• **Task objective**
Each line below should be reproduced without any alteration.

Items from a data source
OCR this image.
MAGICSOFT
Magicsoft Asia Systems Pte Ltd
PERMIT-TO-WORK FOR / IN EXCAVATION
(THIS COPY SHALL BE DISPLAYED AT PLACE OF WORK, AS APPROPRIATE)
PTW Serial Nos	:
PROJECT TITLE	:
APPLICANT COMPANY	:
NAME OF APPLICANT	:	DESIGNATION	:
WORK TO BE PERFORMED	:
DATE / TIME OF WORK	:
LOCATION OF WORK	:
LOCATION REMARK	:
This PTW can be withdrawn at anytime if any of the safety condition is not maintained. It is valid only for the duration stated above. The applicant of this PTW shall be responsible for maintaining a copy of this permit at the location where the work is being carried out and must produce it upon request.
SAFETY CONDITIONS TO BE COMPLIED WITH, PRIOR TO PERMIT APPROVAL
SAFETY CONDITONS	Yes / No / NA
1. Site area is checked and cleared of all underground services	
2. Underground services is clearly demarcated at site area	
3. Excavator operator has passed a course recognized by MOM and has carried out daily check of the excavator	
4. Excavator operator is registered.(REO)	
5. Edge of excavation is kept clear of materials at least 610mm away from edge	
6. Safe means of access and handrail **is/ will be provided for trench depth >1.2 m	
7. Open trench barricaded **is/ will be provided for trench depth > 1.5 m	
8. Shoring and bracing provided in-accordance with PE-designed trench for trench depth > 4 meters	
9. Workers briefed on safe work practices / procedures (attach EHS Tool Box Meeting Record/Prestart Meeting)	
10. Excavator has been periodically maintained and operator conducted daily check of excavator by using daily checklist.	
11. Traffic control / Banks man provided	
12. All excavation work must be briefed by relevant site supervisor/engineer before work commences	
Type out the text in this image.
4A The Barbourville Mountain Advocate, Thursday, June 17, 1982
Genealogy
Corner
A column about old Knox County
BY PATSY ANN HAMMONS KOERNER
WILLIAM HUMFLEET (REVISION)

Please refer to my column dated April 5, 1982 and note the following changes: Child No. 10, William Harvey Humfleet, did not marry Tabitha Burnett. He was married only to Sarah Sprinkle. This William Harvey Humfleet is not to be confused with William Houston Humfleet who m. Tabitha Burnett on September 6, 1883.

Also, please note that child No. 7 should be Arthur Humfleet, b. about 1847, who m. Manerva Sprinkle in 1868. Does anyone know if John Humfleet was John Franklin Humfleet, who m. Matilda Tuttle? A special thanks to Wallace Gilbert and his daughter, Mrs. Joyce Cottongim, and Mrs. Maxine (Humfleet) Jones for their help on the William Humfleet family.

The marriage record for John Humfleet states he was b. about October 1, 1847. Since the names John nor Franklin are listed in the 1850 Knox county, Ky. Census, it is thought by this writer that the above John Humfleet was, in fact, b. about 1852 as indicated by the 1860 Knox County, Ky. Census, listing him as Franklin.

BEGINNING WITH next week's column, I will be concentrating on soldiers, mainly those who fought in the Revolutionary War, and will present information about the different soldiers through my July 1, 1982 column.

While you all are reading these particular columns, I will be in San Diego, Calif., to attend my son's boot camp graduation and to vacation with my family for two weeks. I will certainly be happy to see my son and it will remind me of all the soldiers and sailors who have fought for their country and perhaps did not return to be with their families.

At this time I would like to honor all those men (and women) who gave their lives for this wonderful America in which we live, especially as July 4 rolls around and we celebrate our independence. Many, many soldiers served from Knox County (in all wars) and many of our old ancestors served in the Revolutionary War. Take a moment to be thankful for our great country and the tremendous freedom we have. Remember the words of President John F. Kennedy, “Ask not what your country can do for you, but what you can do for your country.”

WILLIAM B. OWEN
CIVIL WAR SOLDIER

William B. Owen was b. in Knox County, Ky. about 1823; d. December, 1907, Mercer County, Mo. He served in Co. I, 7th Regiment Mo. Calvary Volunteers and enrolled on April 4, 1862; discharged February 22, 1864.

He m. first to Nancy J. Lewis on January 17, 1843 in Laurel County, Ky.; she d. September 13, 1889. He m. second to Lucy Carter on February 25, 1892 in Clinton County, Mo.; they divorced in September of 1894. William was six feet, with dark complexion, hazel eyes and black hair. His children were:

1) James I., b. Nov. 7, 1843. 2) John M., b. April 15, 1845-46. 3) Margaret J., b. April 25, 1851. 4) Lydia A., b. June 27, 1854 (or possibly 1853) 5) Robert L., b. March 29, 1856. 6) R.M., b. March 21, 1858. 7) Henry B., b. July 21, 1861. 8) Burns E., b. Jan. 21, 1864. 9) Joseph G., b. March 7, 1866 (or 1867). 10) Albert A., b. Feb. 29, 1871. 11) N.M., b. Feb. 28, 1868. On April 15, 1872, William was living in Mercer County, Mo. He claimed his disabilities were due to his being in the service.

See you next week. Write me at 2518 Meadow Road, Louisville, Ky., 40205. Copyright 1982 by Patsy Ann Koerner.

• **Output of the exercise**
OCR this image.
MAGICSOFT
Magicsoft Asia Systems Pte Ltd
PERMIT-TO-WORK FOR / IN EXCAVATION
(THIS COPY SHALL BE DISPLAYED AT PLACE OF WORK, AS APPROPRIATE)
PTW Serial Nos	:
PROJECT TITLE	:
APPLICANT COMPANY	:
NAME OF APPLICANT	:	DESIGNATION	:
WORK TO BE PERFORMED	:
DATE / TIME OF WORK	:
LOCATION OF WORK	:
LOCATION REMARK	:
This PTW can be withdrawn at anytime if any of the safety condition is not maintained. It is valid only for the duration stated above. The applicant of this PTW shall be responsible for maintaining a copy of this permit at the location where the work is being carried out and must produce it upon request.
SAFETY CONDITIONS TO BE COMPLIED WITH, PRIOR TO PERMIT APPROVAL
SAFETY CONDITONS	Yes / No / NA
1. Site area is checked and cleared of all underground services	
2. Underground services is clearly demarcated at site area	
3. Excavator operator has passed a course recognized by MOM and has carried out daily check of the excavator	
4. Excavator operator is registered.(REO)	
5. Edge of excavation is kept clear of materials at least 610mm away from edge	
6. Safe means of access and handrail **is/ will be provided for trench depth >1.2 m	
7. Open trench barricaded **is/ will be provided for trench depth > 1.5 m	
8. Shoring and bracing provided in-accordance with PE-designed trench for trench depth > 4 meters	
9. Workers briefed on safe work practices / procedures (attach EHS Tool Box Meeting Record/Prestart Meeting)	
10. Excavator has been periodically maintained and operator conducted daily check of excavator by using daily checklist.	
11. Traffic control / Banks man provided	
12. All excavation work must be briefed by relevant site supervisor/engineer before work commences	
Type out the text in this image.
4A The Barbourville Mountain Advocate, Thursday, June 17, 1982
Genealogy
Corner
A column about old Knox County
BY PATSY ANN HAMMONS KOERNER
WILLIAM HUMFLEET (REVISION)

Please refer to my column dated April 5, 1982 and note the following changes: Child No. 10, William Harvey Humfleet, did not marry Tabitha Burnett. He was married only to Sarah Sprinkle. This William Harvey Humfleet is not to be confused with William Houston Humfleet who m. Tabitha Burnett on September 6, 1883.

Also, please note that child No. 7 should be Arthur Humfleet, b. about 1847, who m. Manerva Sprinkle in 1868. Does anyone know if John Humfleet was John Franklin Humfleet, who m. Matilda Tuttle? A special thanks to Wallace Gilbert and his daughter, Mrs. Joyce Cottongim, and Mrs. Maxine (Humfleet) Jones for their help on the William Humfleet family.

The marriage record for John Humfleet states he was b. about October 1, 1847. Since the names John nor Franklin are listed in the 1850 Knox county, Ky. Census, it is thought by this writer that the above John Humfleet was, in fact, b. about 1852 as indicated by the 1860 Knox County, Ky. Census, listing him as Franklin.

BEGINNING WITH next week's column, I will be concentrating on soldiers, mainly those who fought in the Revolutionary War, and will present information about the different soldiers through my July 1, 1982 column.

While you all are reading these particular columns, I will be in San Diego, Calif., to attend my son's boot camp graduation and to vacation with my family for two weeks. I will certainly be happy to see my son and it will remind me of all the soldiers and sailors who have fought for their country and perhaps did not return to be with their families.

At this time I would like to honor all those men (and women) who gave their lives for this wonderful America in which we live, especially as July 4 rolls around and we celebrate our independence. Many, many soldiers served from Knox County (in all wars) and many of our old ancestors served in the Revolutionary War. Take a moment to be thankful for our great country and the tremendous freedom we have. Remember the words of President John F. Kennedy, “Ask not what your country can do for you, but what you can do for your country.”

WILLIAM B. OWEN
CIVIL WAR SOLDIER

William B. Owen was b. in Knox County, Ky. about 1823; d. December, 1907, Mercer County, Mo. He served in Co. I, 7th Regiment Mo. Calvary Volunteers and enrolled on April 4, 1862; discharged February 22, 1864.

He m. first to Nancy J. Lewis on January 17, 1843 in Laurel County, Ky.; she d. September 13, 1889. He m. second to Lucy Carter on February 25, 1892 in Clinton County, Mo.; they divorced in September of 1894. William was six feet, with dark complexion, hazel eyes and black hair. His children were:

1) James I., b. Nov. 7, 1843. 2) John M., b. April 15, 1845-46. 3) Margaret J., b. April 25, 1851. 4) Lydia A., b. June 27, 1854 (or possibly 1853) 5) Robert L., b. March 29, 1856. 6) R.M., b. March 21, 1858. 7) Henry B., b. July 21, 1861. 8) Burns E., b. Jan. 21, 1864. 9) Joseph G., b. March 7, 1866 (or 1867). 10) Albert A., b. Feb. 29, 1871. 11) N.M., b. Feb. 28, 1868. On April 15, 1872, William was living in Mercer County, Mo. He claimed his disabilities were due to his being in the service.

See you next week. Write me at 2518 Meadow Road, Louisville, Ky., 40205. Copyright 1982 by Patsy Ann Koerner.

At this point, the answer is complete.